**PROBLEM TO WORK ON**
Scan the material below for the string "your", and copy every line where it shows up.

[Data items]
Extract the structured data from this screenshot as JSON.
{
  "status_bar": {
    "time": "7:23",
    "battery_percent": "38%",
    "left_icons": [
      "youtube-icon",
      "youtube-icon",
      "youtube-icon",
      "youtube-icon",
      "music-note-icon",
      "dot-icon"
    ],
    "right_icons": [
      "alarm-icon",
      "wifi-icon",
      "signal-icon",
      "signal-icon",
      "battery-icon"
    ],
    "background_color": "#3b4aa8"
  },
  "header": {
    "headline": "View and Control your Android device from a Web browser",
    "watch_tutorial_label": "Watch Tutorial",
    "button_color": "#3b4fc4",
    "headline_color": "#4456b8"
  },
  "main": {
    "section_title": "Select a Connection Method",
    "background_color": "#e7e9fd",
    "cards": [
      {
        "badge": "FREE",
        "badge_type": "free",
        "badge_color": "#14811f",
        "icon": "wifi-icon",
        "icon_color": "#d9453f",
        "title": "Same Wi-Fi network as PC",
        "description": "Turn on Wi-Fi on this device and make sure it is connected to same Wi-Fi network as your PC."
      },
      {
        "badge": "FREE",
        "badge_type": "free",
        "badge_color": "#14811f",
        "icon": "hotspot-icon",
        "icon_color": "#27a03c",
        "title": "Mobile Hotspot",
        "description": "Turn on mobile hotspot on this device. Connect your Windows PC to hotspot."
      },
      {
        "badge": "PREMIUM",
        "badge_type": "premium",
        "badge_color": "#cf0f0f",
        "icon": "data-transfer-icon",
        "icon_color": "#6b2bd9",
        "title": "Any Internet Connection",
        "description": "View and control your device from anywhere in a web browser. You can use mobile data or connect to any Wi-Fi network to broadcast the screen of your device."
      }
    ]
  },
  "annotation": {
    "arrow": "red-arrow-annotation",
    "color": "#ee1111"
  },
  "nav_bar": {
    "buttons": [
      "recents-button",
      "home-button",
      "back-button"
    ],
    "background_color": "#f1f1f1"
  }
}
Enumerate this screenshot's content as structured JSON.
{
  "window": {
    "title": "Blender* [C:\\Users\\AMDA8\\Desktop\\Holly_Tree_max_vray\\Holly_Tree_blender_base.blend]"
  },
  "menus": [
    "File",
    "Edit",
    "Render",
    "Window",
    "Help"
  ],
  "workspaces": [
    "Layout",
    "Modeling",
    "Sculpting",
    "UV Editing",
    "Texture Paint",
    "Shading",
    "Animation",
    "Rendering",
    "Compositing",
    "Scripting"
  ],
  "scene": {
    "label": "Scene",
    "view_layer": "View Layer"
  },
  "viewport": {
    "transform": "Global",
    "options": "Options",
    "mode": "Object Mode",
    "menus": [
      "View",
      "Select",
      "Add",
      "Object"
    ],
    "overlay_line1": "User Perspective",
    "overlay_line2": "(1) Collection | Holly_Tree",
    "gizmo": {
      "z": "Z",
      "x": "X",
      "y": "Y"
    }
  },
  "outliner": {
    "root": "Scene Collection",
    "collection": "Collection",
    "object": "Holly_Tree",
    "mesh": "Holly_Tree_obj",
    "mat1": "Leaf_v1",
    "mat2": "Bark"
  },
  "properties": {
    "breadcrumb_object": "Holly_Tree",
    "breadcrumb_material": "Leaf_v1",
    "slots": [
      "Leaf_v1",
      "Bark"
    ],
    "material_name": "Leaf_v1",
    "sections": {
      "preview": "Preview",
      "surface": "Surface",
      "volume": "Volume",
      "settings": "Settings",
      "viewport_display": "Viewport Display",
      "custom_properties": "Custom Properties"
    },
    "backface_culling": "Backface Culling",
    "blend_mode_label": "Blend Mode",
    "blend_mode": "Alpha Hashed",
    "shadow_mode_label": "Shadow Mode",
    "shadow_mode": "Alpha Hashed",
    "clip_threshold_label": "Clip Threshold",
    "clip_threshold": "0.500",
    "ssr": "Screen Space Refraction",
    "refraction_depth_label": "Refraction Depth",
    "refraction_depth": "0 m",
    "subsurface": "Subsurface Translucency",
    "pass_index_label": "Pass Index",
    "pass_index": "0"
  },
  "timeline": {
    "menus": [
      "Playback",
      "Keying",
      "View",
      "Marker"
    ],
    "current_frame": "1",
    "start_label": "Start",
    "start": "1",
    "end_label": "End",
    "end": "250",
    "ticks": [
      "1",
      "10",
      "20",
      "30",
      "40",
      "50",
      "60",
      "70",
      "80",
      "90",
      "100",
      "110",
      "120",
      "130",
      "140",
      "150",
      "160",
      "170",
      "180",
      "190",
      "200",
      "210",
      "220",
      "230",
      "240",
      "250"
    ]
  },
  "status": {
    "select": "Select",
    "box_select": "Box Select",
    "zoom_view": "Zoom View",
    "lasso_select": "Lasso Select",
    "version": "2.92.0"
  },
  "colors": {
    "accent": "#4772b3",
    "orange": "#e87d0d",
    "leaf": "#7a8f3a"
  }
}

**OUTPUT FOR THIS TASK**
    "headline": "View and Control your Android device from a Web browser",
        "description": "Turn on Wi-Fi on this device and make sure it is connected to same Wi-Fi network as your PC."
        "description": "Turn on mobile hotspot on this device. Connect your Windows PC to hotspot."
        "description": "View and control your device from anywhere in a web browser. You can use mobile data or connect to any Wi-Fi network to broadcast the screen of your device."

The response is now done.